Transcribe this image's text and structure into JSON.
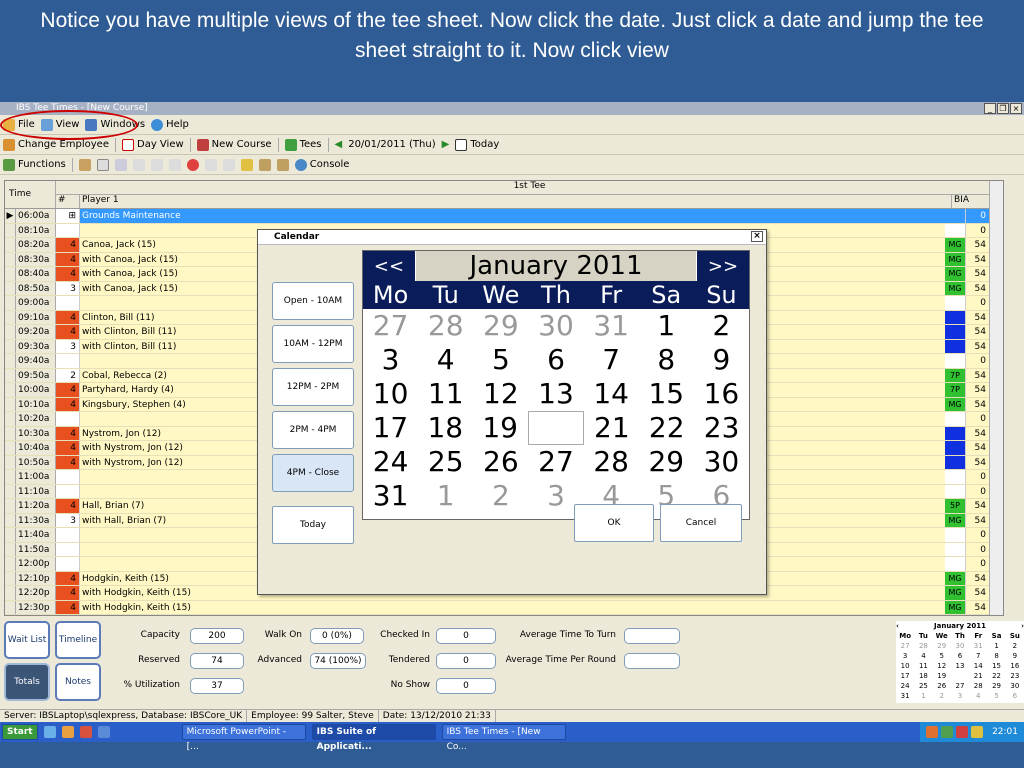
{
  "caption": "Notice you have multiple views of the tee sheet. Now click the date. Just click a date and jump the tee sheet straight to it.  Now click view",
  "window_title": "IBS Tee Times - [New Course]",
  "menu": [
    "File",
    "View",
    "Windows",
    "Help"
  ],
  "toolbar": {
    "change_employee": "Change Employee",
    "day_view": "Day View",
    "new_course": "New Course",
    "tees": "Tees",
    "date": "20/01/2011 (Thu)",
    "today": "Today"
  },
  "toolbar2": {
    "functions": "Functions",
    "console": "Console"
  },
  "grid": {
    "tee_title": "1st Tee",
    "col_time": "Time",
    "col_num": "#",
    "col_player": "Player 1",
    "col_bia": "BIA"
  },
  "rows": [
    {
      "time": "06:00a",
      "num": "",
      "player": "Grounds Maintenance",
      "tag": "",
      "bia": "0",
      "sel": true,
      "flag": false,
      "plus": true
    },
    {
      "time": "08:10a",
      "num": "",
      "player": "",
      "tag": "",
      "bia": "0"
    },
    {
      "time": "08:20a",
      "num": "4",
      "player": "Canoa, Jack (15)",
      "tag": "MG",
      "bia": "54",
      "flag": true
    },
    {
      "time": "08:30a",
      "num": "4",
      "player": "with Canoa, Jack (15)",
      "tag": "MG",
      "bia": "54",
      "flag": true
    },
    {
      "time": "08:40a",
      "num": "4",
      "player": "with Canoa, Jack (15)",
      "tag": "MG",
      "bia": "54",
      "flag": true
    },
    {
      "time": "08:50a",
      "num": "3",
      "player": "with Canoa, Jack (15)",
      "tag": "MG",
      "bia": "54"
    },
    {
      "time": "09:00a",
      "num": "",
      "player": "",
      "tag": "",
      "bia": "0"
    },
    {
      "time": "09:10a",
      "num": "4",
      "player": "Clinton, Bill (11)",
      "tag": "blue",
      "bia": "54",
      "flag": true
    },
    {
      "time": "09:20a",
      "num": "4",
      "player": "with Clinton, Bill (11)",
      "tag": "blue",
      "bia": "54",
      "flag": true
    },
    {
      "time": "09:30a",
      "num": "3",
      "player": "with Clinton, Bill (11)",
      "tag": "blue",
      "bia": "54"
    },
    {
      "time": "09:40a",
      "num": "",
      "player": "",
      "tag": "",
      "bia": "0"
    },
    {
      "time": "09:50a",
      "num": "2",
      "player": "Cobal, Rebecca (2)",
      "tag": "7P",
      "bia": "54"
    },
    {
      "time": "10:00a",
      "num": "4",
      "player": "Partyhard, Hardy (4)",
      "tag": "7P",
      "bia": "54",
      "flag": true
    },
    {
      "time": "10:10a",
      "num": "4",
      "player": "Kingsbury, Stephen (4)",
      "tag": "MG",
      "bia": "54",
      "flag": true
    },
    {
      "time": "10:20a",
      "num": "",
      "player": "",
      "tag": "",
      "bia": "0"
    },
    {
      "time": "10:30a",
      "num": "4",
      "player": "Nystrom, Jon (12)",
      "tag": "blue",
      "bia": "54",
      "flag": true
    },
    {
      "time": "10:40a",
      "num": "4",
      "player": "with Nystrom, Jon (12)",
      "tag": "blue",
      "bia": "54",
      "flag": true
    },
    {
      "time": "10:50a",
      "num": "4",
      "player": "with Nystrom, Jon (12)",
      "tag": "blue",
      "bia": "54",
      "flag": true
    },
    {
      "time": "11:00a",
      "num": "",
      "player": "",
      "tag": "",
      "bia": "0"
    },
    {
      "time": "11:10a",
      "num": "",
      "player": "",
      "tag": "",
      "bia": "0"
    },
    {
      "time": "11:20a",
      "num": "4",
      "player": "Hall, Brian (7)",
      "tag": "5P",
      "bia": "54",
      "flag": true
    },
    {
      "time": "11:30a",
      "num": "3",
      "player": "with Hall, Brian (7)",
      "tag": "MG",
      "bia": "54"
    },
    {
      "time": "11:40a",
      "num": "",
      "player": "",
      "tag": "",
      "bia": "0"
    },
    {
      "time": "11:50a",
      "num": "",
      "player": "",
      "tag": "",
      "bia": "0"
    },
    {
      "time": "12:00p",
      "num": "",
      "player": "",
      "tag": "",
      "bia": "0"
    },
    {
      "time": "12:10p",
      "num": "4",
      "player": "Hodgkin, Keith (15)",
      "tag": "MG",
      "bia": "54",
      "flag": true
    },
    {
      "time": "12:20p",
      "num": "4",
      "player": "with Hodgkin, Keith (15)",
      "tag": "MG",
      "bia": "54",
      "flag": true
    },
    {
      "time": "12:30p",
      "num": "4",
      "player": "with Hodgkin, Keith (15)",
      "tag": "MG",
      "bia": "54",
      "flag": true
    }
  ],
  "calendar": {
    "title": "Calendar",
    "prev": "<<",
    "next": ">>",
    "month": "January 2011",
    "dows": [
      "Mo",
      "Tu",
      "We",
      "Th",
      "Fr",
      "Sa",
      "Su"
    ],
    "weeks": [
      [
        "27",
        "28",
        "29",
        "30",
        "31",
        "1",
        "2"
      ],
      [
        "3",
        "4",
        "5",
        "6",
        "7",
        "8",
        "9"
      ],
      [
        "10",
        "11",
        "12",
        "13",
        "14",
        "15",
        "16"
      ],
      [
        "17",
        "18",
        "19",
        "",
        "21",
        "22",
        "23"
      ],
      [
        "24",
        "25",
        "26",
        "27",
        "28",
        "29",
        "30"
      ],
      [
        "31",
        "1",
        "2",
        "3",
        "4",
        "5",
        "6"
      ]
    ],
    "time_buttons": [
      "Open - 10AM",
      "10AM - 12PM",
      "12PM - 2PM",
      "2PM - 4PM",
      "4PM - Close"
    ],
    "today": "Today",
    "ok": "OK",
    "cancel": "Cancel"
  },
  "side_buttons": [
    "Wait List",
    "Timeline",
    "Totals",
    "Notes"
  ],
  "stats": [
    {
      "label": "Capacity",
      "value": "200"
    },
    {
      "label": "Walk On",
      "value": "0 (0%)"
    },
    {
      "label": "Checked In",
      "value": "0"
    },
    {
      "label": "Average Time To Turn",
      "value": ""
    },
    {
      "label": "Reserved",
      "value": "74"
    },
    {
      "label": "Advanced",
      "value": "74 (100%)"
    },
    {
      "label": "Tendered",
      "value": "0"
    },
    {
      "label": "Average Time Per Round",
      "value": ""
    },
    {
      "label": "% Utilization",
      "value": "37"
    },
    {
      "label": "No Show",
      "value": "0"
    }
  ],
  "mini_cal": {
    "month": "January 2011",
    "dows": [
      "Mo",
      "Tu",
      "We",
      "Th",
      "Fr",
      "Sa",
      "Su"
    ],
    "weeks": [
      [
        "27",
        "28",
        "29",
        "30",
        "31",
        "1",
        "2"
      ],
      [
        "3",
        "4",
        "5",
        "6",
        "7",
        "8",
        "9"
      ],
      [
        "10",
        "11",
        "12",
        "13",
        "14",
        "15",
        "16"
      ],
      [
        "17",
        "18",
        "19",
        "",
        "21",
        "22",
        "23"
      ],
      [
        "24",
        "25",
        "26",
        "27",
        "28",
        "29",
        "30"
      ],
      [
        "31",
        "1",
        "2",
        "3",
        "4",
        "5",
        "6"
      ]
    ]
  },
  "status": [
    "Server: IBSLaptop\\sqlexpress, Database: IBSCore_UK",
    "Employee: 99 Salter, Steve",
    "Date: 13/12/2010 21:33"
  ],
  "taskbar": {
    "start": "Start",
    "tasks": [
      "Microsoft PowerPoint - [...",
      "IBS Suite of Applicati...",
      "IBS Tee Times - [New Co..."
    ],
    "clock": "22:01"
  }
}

--

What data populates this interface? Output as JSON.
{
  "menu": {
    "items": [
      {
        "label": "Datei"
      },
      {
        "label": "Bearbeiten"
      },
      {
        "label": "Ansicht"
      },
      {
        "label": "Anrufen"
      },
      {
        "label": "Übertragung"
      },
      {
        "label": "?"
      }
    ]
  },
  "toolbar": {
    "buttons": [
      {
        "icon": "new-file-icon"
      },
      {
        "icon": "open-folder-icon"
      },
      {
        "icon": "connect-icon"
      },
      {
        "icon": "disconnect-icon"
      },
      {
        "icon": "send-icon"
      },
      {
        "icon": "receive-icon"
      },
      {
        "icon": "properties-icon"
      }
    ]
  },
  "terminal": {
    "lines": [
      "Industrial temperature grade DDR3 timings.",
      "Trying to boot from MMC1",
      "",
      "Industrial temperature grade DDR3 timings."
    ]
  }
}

*Objective*
Give only the number of lines above that hold the string "timings".

*Answer to this task*
2